[Start WORKING DATA]

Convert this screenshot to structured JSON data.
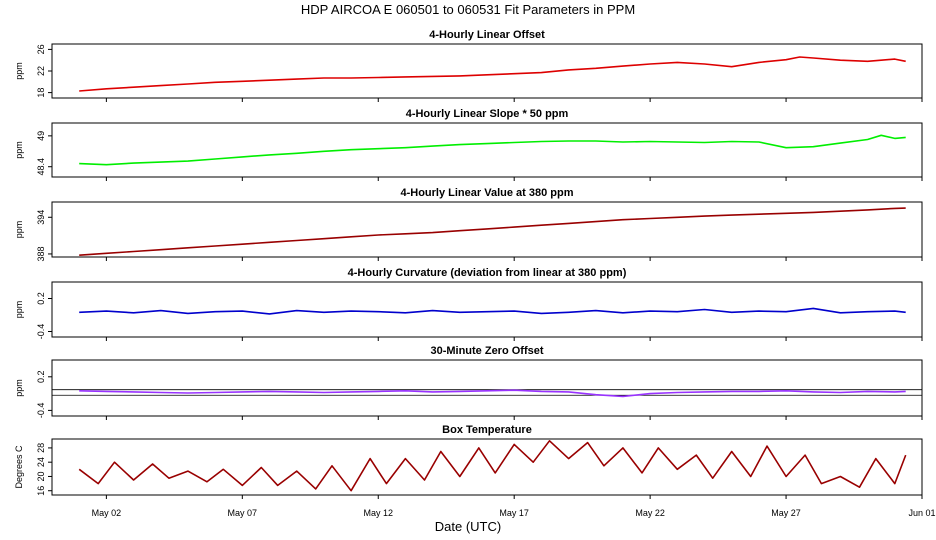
{
  "figure": {
    "title": "HDP    AIRCOA E    060501 to 060531    Fit Parameters in PPM",
    "xlabel": "Date (UTC)",
    "x_tick_labels": [
      "May 02",
      "May 07",
      "May 12",
      "May 17",
      "May 22",
      "May 27",
      "Jun 01"
    ]
  },
  "chart_data": [
    {
      "type": "line",
      "title": "4-Hourly Linear Offset",
      "ylabel": "ppm",
      "ylim": [
        17,
        27
      ],
      "yticks": [
        18,
        22,
        26
      ],
      "color": "#dd0000",
      "x": [
        1.0,
        2.0,
        3.0,
        4.0,
        5.0,
        6.0,
        7.0,
        8.0,
        9.0,
        10.0,
        11.0,
        12.0,
        13.0,
        14.0,
        15.0,
        16.0,
        17.0,
        18.0,
        19.0,
        20.0,
        21.0,
        22.0,
        23.0,
        24.0,
        25.0,
        26.0,
        27.0,
        27.5,
        28.0,
        29.0,
        30.0,
        30.5,
        31.0,
        31.4
      ],
      "values": [
        18.3,
        18.7,
        19.0,
        19.3,
        19.6,
        19.9,
        20.1,
        20.3,
        20.5,
        20.7,
        20.7,
        20.8,
        20.9,
        21.0,
        21.1,
        21.3,
        21.5,
        21.7,
        22.2,
        22.5,
        22.9,
        23.3,
        23.6,
        23.3,
        22.8,
        23.6,
        24.1,
        24.6,
        24.4,
        24.0,
        23.8,
        24.0,
        24.2,
        23.8
      ]
    },
    {
      "type": "line",
      "title": "4-Hourly Linear Slope * 50 ppm",
      "ylabel": "ppm",
      "ylim": [
        48.2,
        49.25
      ],
      "yticks": [
        48.4,
        49.0
      ],
      "color": "#00ee00",
      "x": [
        1.0,
        2.0,
        3.0,
        4.0,
        5.0,
        6.0,
        7.0,
        8.0,
        9.0,
        10.0,
        11.0,
        12.0,
        13.0,
        14.0,
        15.0,
        16.0,
        17.0,
        18.0,
        19.0,
        20.0,
        21.0,
        22.0,
        23.0,
        24.0,
        25.0,
        26.0,
        27.0,
        28.0,
        29.0,
        30.0,
        30.5,
        31.0,
        31.4
      ],
      "values": [
        48.46,
        48.44,
        48.47,
        48.49,
        48.51,
        48.55,
        48.59,
        48.63,
        48.66,
        48.7,
        48.73,
        48.75,
        48.77,
        48.8,
        48.83,
        48.85,
        48.87,
        48.89,
        48.9,
        48.9,
        48.88,
        48.89,
        48.88,
        48.87,
        48.89,
        48.88,
        48.77,
        48.79,
        48.86,
        48.93,
        49.01,
        48.95,
        48.97
      ]
    },
    {
      "type": "line",
      "title": "4-Hourly Linear Value at 380 ppm",
      "ylabel": "ppm",
      "ylim": [
        387.5,
        396.5
      ],
      "yticks": [
        388,
        394
      ],
      "color": "#990000",
      "x": [
        1.0,
        2.0,
        3.0,
        4.0,
        5.0,
        6.0,
        7.0,
        8.0,
        9.0,
        10.0,
        11.0,
        12.0,
        13.0,
        14.0,
        15.0,
        16.0,
        17.0,
        18.0,
        19.0,
        20.0,
        21.0,
        22.0,
        23.0,
        24.0,
        25.0,
        26.0,
        27.0,
        28.0,
        29.0,
        30.0,
        31.0,
        31.4
      ],
      "values": [
        387.8,
        388.1,
        388.4,
        388.7,
        389.0,
        389.3,
        389.6,
        389.9,
        390.2,
        390.5,
        390.8,
        391.1,
        391.3,
        391.5,
        391.8,
        392.1,
        392.4,
        392.7,
        393.0,
        393.3,
        393.6,
        393.8,
        394.0,
        394.2,
        394.35,
        394.5,
        394.65,
        394.8,
        395.0,
        395.2,
        395.45,
        395.5
      ]
    },
    {
      "type": "line",
      "title": "4-Hourly Curvature (deviation from linear at 380 ppm)",
      "ylabel": "ppm",
      "ylim": [
        -0.5,
        0.5
      ],
      "yticks": [
        -0.4,
        0.2
      ],
      "color": "#0000cc",
      "x": [
        1.0,
        2.0,
        3.0,
        4.0,
        5.0,
        6.0,
        7.0,
        8.0,
        9.0,
        10.0,
        11.0,
        12.0,
        13.0,
        14.0,
        15.0,
        16.0,
        17.0,
        18.0,
        19.0,
        20.0,
        21.0,
        22.0,
        23.0,
        24.0,
        25.0,
        26.0,
        27.0,
        28.0,
        29.0,
        30.0,
        31.0,
        31.4
      ],
      "values": [
        -0.05,
        -0.03,
        -0.06,
        -0.02,
        -0.07,
        -0.04,
        -0.03,
        -0.08,
        -0.02,
        -0.05,
        -0.03,
        -0.04,
        -0.06,
        -0.02,
        -0.05,
        -0.04,
        -0.03,
        -0.07,
        -0.05,
        -0.02,
        -0.06,
        -0.03,
        -0.04,
        0.0,
        -0.05,
        -0.03,
        -0.04,
        0.02,
        -0.06,
        -0.04,
        -0.03,
        -0.05
      ]
    },
    {
      "type": "line",
      "title": "30-Minute Zero Offset",
      "ylabel": "ppm",
      "ylim": [
        -0.5,
        0.5
      ],
      "yticks": [
        -0.4,
        0.2
      ],
      "reference_lines": [
        -0.03,
        -0.13
      ],
      "color": "#9933ff",
      "x": [
        1.0,
        2.0,
        3.0,
        4.0,
        5.0,
        6.0,
        7.0,
        8.0,
        9.0,
        10.0,
        11.0,
        12.0,
        13.0,
        14.0,
        15.0,
        16.0,
        17.0,
        18.0,
        19.0,
        20.0,
        21.0,
        22.0,
        23.0,
        24.0,
        25.0,
        26.0,
        27.0,
        28.0,
        29.0,
        30.0,
        31.0,
        31.4
      ],
      "values": [
        -0.05,
        -0.06,
        -0.07,
        -0.08,
        -0.09,
        -0.08,
        -0.07,
        -0.06,
        -0.07,
        -0.08,
        -0.07,
        -0.06,
        -0.05,
        -0.07,
        -0.06,
        -0.05,
        -0.04,
        -0.06,
        -0.07,
        -0.12,
        -0.15,
        -0.1,
        -0.08,
        -0.07,
        -0.06,
        -0.06,
        -0.05,
        -0.07,
        -0.08,
        -0.06,
        -0.07,
        -0.06
      ]
    },
    {
      "type": "line",
      "title": "Box Temperature",
      "ylabel": "Degrees C",
      "ylim": [
        14.8,
        30.5
      ],
      "yticks": [
        16,
        20,
        24,
        28
      ],
      "color": "#990000",
      "x": [
        1.0,
        1.7,
        2.3,
        3.0,
        3.7,
        4.3,
        5.0,
        5.7,
        6.3,
        7.0,
        7.7,
        8.3,
        9.0,
        9.7,
        10.3,
        11.0,
        11.7,
        12.3,
        13.0,
        13.7,
        14.3,
        15.0,
        15.7,
        16.3,
        17.0,
        17.7,
        18.3,
        19.0,
        19.7,
        20.3,
        21.0,
        21.7,
        22.3,
        23.0,
        23.7,
        24.3,
        25.0,
        25.7,
        26.3,
        27.0,
        27.7,
        28.3,
        29.0,
        29.7,
        30.3,
        31.0,
        31.4
      ],
      "values": [
        22.0,
        18.0,
        24.0,
        19.0,
        23.5,
        19.5,
        21.5,
        18.5,
        22.0,
        17.5,
        22.5,
        17.5,
        21.5,
        16.5,
        23.0,
        16.0,
        25.0,
        18.0,
        25.0,
        19.0,
        27.0,
        20.0,
        28.0,
        21.0,
        29.0,
        24.0,
        30.0,
        25.0,
        29.5,
        23.0,
        28.0,
        21.0,
        28.0,
        22.0,
        26.0,
        19.5,
        27.0,
        20.0,
        28.5,
        20.0,
        26.0,
        18.0,
        20.0,
        17.0,
        25.0,
        18.0,
        26.0
      ]
    }
  ]
}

[End WORKING DATA]

YOUR INSTRUCTIONS
Return each line of the data that contains the string "color".

ANSWER TO THIS EXERCISE
      "color": "#dd0000",
      "color": "#00ee00",
      "color": "#990000",
      "color": "#0000cc",
      "color": "#9933ff",
      "color": "#990000",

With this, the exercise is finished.